* _WRITTEN INSTRUCTION_
Give the entries again exactly, every one of them.

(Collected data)
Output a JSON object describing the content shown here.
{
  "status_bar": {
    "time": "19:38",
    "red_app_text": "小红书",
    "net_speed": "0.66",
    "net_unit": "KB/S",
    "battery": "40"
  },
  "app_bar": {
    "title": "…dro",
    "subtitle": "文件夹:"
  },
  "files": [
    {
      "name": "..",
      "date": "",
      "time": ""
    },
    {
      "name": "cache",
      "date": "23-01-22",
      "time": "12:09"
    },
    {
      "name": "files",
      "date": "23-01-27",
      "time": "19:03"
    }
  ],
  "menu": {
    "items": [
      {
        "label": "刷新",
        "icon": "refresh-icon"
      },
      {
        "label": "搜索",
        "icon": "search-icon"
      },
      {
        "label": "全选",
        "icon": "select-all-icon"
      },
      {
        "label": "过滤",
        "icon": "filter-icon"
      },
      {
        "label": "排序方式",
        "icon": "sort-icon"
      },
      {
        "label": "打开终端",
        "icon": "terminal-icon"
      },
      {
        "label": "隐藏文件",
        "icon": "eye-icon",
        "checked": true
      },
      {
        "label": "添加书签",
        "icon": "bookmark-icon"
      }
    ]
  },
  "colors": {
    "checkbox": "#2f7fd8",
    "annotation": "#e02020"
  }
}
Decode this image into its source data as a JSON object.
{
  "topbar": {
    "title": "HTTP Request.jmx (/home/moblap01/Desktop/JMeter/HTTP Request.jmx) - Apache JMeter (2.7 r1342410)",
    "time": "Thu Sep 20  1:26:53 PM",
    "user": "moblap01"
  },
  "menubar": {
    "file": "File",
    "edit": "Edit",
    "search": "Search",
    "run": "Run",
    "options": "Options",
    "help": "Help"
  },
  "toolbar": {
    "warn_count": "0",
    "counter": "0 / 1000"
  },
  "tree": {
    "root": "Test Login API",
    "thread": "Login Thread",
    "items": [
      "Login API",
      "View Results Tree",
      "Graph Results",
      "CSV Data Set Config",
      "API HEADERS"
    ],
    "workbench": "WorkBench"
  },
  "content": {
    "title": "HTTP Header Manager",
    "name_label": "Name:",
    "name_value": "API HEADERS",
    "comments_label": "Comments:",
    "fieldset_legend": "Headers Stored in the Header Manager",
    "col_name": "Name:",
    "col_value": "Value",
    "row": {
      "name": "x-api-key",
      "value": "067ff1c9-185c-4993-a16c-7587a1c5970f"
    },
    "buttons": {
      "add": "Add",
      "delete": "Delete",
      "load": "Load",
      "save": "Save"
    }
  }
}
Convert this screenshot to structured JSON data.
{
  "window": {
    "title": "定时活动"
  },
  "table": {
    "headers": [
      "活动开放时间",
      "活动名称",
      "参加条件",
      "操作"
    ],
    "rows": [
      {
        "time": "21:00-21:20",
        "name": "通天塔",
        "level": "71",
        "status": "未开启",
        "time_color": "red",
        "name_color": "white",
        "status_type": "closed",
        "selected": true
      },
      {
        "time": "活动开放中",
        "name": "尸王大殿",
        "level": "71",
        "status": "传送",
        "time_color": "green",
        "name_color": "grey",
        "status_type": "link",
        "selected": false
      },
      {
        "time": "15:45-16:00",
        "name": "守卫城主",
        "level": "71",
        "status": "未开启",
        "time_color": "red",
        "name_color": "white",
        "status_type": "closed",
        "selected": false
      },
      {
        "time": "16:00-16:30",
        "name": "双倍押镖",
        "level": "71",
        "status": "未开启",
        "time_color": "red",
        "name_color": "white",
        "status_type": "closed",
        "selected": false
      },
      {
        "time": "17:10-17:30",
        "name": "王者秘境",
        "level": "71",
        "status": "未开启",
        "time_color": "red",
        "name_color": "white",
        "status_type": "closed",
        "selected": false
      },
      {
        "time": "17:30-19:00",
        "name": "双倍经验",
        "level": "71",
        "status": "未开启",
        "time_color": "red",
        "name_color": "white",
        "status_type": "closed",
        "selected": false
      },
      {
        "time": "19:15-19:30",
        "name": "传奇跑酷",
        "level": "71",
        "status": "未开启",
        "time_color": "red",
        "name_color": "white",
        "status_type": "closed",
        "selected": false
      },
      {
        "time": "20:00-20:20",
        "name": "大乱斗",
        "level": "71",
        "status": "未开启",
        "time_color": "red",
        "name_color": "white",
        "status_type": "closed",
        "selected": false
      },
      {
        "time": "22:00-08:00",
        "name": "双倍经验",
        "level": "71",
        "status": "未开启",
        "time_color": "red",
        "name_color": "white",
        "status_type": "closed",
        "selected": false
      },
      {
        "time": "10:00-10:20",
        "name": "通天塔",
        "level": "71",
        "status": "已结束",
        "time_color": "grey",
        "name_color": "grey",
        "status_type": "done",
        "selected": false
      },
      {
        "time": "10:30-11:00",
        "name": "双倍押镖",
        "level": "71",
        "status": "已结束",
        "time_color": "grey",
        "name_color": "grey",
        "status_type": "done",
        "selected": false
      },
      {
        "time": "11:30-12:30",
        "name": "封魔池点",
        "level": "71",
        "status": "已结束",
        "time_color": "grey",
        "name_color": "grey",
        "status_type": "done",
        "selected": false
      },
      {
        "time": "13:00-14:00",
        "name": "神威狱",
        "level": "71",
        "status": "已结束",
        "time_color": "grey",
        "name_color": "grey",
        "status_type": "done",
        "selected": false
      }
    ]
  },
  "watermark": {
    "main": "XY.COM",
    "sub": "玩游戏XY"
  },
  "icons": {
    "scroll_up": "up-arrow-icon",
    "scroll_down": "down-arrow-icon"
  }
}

* _THE RESPONSE_
Output a JSON object describing the content shown here.
{
  "status_bar": {
    "time": "19:38",
    "red_app_text": "小红书",
    "net_speed": "0.66",
    "net_unit": "KB/S",
    "battery": "40"
  },
  "app_bar": {
    "title": "…dro",
    "subtitle": "文件夹:"
  },
  "files": [
    {
      "name": "..",
      "date": "",
      "time": ""
    },
    {
      "name": "cache",
      "date": "23-01-22",
      "time": "12:09"
    },
    {
      "name": "files",
      "date": "23-01-27",
      "time": "19:03"
    }
  ],
  "menu": {
    "items": [
      {
        "label": "刷新",
        "icon": "refresh-icon"
      },
      {
        "label": "搜索",
        "icon": "search-icon"
      },
      {
        "label": "全选",
        "icon": "select-all-icon"
      },
      {
        "label": "过滤",
        "icon": "filter-icon"
      },
      {
        "label": "排序方式",
        "icon": "sort-icon"
      },
      {
        "label": "打开终端",
        "icon": "terminal-icon"
      },
      {
        "label": "隐藏文件",
        "icon": "eye-icon",
        "checked": true
      },
      {
        "label": "添加书签",
        "icon": "bookmark-icon"
      }
    ]
  },
  "colors": {
    "checkbox": "#2f7fd8",
    "annotation": "#e02020"
  }
}
Decode this image into its source data as a JSON object.
{
  "topbar": {
    "title": "HTTP Request.jmx (/home/moblap01/Desktop/JMeter/HTTP Request.jmx) - Apache JMeter (2.7 r1342410)",
    "time": "Thu Sep 20  1:26:53 PM",
    "user": "moblap01"
  },
  "menubar": {
    "file": "File",
    "edit": "Edit",
    "search": "Search",
    "run": "Run",
    "options": "Options",
    "help": "Help"
  },
  "toolbar": {
    "warn_count": "0",
    "counter": "0 / 1000"
  },
  "tree": {
    "root": "Test Login API",
    "thread": "Login Thread",
    "items": [
      "Login API",
      "View Results Tree",
      "Graph Results",
      "CSV Data Set Config",
      "API HEADERS"
    ],
    "workbench": "WorkBench"
  },
  "content": {
    "title": "HTTP Header Manager",
    "name_label": "Name:",
    "name_value": "API HEADERS",
    "comments_label": "Comments:",
    "fieldset_legend": "Headers Stored in the Header Manager",
    "col_name": "Name:",
    "col_value": "Value",
    "row": {
      "name": "x-api-key",
      "value": "067ff1c9-185c-4993-a16c-7587a1c5970f"
    },
    "buttons": {
      "add": "Add",
      "delete": "Delete",
      "load": "Load",
      "save": "Save"
    }
  }
}
Convert this screenshot to structured JSON data.
{
  "window": {
    "title": "定时活动"
  },
  "table": {
    "headers": [
      "活动开放时间",
      "活动名称",
      "参加条件",
      "操作"
    ],
    "rows": [
      {
        "time": "21:00-21:20",
        "name": "通天塔",
        "level": "71",
        "status": "未开启",
        "time_color": "red",
        "name_color": "white",
        "status_type": "closed",
        "selected": true
      },
      {
        "time": "活动开放中",
        "name": "尸王大殿",
        "level": "71",
        "status": "传送",
        "time_color": "green",
        "name_color": "grey",
        "status_type": "link",
        "selected": false
      },
      {
        "time": "15:45-16:00",
        "name": "守卫城主",
        "level": "71",
        "status": "未开启",
        "time_color": "red",
        "name_color": "white",
        "status_type": "closed",
        "selected": false
      },
      {
        "time": "16:00-16:30",
        "name": "双倍押镖",
        "level": "71",
        "status": "未开启",
        "time_color": "red",
        "name_color": "white",
        "status_type": "closed",
        "selected": false
      },
      {
        "time": "17:10-17:30",
        "name": "王者秘境",
        "level": "71",
        "status": "未开启",
        "time_color": "red",
        "name_color": "white",
        "status_type": "closed",
        "selected": false
      },
      {
        "time": "17:30-19:00",
        "name": "双倍经验",
        "level": "71",
        "status": "未开启",
        "time_color": "red",
        "name_color": "white",
        "status_type": "closed",
        "selected": false
      },
      {
        "time": "19:15-19:30",
        "name": "传奇跑酷",
        "level": "71",
        "status": "未开启",
        "time_color": "red",
        "name_color": "white",
        "status_type": "closed",
        "selected": false
      },
      {
        "time": "20:00-20:20",
        "name": "大乱斗",
        "level": "71",
        "status": "未开启",
        "time_color": "red",
        "name_color": "white",
        "status_type": "closed",
        "selected": false
      },
      {
        "time": "22:00-08:00",
        "name": "双倍经验",
        "level": "71",
        "status": "未开启",
        "time_color": "red",
        "name_color": "white",
        "status_type": "closed",
        "selected": false
      },
      {
        "time": "10:00-10:20",
        "name": "通天塔",
        "level": "71",
        "status": "已结束",
        "time_color": "grey",
        "name_color": "grey",
        "status_type": "done",
        "selected": false
      },
      {
        "time": "10:30-11:00",
        "name": "双倍押镖",
        "level": "71",
        "status": "已结束",
        "time_color": "grey",
        "name_color": "grey",
        "status_type": "done",
        "selected": false
      },
      {
        "time": "11:30-12:30",
        "name": "封魔池点",
        "level": "71",
        "status": "已结束",
        "time_color": "grey",
        "name_color": "grey",
        "status_type": "done",
        "selected": false
      },
      {
        "time": "13:00-14:00",
        "name": "神威狱",
        "level": "71",
        "status": "已结束",
        "time_color": "grey",
        "name_color": "grey",
        "status_type": "done",
        "selected": false
      }
    ]
  },
  "watermark": {
    "main": "XY.COM",
    "sub": "玩游戏XY"
  },
  "icons": {
    "scroll_up": "up-arrow-icon",
    "scroll_down": "down-arrow-icon"
  }
}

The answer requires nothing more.